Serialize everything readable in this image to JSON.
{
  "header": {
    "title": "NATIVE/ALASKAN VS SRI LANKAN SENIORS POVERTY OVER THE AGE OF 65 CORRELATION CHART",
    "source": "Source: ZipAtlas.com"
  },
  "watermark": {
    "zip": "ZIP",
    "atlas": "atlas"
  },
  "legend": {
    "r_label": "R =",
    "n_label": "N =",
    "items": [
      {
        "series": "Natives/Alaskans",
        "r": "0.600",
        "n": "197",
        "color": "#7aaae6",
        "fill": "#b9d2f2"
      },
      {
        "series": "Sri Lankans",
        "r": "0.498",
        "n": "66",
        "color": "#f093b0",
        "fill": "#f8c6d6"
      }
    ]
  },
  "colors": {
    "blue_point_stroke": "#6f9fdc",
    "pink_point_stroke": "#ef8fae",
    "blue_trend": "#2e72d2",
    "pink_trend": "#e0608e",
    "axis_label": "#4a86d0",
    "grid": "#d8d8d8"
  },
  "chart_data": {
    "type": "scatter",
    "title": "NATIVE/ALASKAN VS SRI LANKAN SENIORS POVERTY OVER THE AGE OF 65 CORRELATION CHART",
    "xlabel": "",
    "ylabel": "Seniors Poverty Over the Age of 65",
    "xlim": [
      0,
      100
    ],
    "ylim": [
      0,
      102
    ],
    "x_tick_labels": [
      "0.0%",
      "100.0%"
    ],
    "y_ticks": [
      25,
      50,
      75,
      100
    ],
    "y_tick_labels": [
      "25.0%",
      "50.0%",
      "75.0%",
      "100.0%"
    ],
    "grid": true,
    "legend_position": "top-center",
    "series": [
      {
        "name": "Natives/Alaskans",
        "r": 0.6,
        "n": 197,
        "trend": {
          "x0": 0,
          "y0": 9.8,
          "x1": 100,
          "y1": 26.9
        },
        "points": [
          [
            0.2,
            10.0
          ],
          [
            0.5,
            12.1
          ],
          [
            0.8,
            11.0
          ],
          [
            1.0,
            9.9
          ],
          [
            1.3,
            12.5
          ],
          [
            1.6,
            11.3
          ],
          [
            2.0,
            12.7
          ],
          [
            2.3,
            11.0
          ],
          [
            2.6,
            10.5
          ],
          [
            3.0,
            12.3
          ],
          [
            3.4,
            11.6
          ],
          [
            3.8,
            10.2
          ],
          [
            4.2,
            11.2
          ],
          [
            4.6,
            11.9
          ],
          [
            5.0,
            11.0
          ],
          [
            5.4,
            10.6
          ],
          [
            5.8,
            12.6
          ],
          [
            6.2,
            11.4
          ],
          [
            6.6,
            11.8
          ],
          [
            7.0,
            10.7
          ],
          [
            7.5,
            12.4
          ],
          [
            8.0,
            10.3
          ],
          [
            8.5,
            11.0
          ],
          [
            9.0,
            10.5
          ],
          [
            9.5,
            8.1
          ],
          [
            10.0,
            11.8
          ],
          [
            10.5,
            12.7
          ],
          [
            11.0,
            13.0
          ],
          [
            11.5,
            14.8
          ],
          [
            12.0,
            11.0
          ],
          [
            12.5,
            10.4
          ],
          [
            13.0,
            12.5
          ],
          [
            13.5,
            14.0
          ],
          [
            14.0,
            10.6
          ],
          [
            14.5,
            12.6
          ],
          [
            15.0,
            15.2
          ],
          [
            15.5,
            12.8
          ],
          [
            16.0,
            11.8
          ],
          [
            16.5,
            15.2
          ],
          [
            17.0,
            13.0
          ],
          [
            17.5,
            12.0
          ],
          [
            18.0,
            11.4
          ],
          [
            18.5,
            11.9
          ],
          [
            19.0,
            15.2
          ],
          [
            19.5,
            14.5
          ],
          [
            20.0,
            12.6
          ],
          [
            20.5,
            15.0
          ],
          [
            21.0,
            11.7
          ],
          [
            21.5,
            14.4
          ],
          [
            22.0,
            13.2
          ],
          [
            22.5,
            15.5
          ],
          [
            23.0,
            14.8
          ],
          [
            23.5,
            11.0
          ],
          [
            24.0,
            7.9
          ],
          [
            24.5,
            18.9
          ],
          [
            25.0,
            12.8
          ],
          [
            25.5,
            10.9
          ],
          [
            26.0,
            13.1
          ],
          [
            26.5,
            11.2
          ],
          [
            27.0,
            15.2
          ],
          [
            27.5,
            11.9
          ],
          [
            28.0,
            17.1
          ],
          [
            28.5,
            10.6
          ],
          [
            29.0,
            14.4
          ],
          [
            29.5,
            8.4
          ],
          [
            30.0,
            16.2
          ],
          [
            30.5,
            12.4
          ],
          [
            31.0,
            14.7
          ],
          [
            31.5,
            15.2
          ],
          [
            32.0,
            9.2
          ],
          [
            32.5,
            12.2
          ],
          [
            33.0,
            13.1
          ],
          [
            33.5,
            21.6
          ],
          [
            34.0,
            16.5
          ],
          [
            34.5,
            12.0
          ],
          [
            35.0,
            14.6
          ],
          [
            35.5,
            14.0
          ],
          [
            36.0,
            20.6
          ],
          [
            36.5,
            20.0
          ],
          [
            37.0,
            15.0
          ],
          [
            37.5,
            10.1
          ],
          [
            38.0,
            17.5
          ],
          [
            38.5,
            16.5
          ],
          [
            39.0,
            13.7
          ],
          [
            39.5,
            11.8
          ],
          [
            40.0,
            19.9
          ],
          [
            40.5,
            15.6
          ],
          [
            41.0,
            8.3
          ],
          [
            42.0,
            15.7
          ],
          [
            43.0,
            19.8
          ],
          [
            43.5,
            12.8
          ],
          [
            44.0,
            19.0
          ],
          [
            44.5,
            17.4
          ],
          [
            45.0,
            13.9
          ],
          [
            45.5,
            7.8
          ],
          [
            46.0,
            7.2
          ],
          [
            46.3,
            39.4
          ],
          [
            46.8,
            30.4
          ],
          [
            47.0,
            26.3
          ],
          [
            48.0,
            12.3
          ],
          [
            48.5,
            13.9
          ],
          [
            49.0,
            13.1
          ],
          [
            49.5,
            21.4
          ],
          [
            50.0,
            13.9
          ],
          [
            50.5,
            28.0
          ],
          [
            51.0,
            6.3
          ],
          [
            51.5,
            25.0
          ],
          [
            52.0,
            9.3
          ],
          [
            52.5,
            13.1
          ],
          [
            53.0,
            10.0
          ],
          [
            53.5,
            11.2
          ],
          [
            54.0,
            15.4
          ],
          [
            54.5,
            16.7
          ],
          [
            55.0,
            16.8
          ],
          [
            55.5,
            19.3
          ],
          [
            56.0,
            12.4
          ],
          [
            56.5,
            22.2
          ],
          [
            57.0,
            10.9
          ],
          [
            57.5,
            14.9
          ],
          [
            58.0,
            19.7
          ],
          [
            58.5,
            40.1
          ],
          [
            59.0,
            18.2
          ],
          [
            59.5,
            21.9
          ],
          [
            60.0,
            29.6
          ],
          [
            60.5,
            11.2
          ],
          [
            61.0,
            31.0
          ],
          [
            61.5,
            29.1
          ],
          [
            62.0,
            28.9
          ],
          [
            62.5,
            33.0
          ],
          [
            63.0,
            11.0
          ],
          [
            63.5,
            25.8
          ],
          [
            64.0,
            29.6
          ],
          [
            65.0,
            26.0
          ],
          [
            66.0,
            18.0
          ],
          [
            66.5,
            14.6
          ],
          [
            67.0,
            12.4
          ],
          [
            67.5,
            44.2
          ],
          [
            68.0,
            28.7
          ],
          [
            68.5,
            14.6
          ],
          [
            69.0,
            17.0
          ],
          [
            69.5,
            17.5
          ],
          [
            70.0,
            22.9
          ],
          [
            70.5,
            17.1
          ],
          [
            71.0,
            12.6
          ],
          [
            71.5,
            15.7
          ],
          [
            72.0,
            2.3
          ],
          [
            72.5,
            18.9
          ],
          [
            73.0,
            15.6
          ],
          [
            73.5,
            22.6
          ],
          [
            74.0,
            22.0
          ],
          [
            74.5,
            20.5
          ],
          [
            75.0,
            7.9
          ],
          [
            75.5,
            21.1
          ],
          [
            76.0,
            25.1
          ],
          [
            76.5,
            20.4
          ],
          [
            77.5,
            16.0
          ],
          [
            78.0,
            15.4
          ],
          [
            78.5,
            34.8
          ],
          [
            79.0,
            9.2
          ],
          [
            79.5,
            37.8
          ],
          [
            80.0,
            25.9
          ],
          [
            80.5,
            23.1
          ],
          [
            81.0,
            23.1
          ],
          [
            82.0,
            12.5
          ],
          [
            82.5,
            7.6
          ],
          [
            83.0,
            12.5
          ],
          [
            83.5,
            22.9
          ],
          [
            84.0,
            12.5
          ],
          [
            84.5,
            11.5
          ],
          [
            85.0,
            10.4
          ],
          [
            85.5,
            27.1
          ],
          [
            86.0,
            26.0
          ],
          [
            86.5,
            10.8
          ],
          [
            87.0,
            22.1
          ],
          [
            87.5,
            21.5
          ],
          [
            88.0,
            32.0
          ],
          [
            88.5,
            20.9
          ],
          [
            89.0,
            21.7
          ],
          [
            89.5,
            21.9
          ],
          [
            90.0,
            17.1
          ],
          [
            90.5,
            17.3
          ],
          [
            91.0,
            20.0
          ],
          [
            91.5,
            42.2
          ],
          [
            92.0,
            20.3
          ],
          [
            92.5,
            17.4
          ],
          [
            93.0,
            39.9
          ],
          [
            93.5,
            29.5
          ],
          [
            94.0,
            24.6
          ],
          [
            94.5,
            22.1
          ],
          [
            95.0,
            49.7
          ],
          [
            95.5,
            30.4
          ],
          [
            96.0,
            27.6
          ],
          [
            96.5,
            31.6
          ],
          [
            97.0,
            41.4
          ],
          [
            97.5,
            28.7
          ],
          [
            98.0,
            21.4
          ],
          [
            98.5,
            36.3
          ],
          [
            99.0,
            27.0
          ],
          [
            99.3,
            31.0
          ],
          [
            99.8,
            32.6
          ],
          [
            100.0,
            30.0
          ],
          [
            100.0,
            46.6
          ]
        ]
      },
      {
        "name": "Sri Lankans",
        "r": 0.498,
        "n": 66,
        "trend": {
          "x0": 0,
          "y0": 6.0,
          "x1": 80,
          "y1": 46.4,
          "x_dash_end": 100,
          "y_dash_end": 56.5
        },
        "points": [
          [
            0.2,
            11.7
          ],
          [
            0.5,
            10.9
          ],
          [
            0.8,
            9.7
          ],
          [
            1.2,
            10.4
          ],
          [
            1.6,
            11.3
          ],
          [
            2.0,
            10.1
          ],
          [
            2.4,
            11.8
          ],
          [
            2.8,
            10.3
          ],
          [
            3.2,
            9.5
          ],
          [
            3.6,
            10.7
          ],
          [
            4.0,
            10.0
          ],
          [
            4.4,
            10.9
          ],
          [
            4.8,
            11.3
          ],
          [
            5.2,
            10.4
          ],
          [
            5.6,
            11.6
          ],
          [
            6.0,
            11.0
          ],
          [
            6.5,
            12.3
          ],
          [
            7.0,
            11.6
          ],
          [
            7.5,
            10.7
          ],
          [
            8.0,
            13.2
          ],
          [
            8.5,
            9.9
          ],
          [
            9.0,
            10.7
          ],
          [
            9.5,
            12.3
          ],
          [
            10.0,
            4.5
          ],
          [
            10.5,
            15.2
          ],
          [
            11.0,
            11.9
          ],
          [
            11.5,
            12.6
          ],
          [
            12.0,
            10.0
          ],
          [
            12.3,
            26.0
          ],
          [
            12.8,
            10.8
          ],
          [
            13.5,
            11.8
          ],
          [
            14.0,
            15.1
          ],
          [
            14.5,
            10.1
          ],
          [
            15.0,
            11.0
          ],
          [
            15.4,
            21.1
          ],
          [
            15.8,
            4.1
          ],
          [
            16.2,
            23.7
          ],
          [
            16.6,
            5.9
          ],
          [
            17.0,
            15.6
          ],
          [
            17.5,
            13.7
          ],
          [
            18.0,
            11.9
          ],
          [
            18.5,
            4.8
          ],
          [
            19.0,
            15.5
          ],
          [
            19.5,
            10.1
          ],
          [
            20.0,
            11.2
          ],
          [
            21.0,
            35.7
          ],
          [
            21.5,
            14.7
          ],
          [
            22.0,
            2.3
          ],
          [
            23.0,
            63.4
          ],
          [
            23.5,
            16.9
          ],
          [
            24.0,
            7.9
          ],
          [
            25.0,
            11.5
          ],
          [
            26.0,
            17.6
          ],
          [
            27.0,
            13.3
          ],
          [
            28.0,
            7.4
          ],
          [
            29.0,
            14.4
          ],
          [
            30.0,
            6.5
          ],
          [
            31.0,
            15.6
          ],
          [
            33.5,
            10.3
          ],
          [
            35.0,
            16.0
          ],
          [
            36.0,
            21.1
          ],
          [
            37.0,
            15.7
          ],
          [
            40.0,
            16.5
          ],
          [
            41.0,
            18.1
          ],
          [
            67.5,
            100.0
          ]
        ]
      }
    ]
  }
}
◇ ◇ ◇
=== Task description ===
Find the lines containing "name" and list every one of them.

=== Exercise answer ===
        "name": "Natives/Alaskans",
        "name": "Sri Lankans",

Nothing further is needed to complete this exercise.